**PROBLEM:**
Every entry that follows should be reproduced exactly.

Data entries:
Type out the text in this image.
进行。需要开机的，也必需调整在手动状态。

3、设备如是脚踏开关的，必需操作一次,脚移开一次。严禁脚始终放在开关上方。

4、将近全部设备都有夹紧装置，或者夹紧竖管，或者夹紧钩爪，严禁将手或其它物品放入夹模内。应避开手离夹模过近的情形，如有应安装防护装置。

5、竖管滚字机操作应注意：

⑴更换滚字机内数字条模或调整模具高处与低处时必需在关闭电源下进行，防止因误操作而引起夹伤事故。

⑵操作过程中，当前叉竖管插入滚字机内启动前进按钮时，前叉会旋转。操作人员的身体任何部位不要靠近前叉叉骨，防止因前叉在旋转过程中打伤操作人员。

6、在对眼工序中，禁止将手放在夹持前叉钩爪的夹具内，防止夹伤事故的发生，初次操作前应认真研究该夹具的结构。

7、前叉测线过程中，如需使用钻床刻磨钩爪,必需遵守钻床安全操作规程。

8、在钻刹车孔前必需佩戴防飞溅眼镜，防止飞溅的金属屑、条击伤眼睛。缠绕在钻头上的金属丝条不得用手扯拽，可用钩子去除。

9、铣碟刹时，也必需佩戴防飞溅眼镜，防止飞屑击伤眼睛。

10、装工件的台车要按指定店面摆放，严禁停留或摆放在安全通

**TASK OUTPUT:**
Type out the text in this image.
进行。需要开机的，也必需调整在手动状态。

3、设备如是脚踏开关的，必需操作一次,脚移开一次。严禁脚始终放在开关上方。

4、将近全部设备都有夹紧装置，或者夹紧竖管，或者夹紧钩爪，严禁将手或其它物品放入夹模内。应避开手离夹模过近的情形，如有应安装防护装置。

5、竖管滚字机操作应注意：

⑴更换滚字机内数字条模或调整模具高处与低处时必需在关闭电源下进行，防止因误操作而引起夹伤事故。

⑵操作过程中，当前叉竖管插入滚字机内启动前进按钮时，前叉会旋转。操作人员的身体任何部位不要靠近前叉叉骨，防止因前叉在旋转过程中打伤操作人员。

6、在对眼工序中，禁止将手放在夹持前叉钩爪的夹具内，防止夹伤事故的发生，初次操作前应认真研究该夹具的结构。

7、前叉测线过程中，如需使用钻床刻磨钩爪,必需遵守钻床安全操作规程。

8、在钻刹车孔前必需佩戴防飞溅眼镜，防止飞溅的金属屑、条击伤眼睛。缠绕在钻头上的金属丝条不得用手扯拽，可用钩子去除。

9、铣碟刹时，也必需佩戴防飞溅眼镜，防止飞屑击伤眼睛。

10、装工件的台车要按指定店面摆放，严禁停留或摆放在安全通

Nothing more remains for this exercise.